# Task brief
Could you copy every line from the material below in which "JSON" appears?

[Entries with figure data]
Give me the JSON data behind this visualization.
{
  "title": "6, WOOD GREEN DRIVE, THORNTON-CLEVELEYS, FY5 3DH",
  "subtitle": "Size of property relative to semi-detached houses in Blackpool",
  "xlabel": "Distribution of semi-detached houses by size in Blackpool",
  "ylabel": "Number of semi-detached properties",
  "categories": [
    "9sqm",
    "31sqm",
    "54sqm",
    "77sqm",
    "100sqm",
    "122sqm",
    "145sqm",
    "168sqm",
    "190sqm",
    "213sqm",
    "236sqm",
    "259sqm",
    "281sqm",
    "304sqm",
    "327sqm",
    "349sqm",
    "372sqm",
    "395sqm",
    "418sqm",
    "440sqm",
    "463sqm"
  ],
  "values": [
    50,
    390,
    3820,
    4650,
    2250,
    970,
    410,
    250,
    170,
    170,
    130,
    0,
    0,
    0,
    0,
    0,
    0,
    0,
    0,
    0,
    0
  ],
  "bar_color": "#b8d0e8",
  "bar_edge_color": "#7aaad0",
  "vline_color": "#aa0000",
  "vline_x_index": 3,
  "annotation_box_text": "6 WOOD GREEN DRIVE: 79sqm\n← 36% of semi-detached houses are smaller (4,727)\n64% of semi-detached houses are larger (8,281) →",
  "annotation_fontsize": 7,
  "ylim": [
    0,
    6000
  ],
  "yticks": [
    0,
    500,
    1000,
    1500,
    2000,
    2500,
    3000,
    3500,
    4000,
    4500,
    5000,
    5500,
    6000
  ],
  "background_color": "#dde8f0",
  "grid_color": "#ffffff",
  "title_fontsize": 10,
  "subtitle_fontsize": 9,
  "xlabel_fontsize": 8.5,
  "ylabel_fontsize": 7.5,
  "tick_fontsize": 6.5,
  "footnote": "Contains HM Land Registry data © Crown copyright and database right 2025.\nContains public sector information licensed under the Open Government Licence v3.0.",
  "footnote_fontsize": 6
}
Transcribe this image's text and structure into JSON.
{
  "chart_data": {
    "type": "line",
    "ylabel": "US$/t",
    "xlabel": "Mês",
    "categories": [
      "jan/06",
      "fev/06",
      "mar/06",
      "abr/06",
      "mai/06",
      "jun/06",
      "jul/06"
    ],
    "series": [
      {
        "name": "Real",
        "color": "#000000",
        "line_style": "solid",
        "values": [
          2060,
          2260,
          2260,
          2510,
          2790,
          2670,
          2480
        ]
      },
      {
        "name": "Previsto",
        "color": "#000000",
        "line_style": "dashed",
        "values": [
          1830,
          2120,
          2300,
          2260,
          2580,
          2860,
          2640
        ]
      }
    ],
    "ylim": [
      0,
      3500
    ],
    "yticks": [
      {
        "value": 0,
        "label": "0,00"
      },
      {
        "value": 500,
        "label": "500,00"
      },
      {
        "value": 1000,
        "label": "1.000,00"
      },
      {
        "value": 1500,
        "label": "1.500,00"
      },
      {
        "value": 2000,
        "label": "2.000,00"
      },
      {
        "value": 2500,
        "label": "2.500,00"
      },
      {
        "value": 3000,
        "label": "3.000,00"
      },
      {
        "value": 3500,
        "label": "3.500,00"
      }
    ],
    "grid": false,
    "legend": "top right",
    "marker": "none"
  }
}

# Exercise result
Give me the JSON data behind this visualization.
Transcribe this image's text and structure into JSON.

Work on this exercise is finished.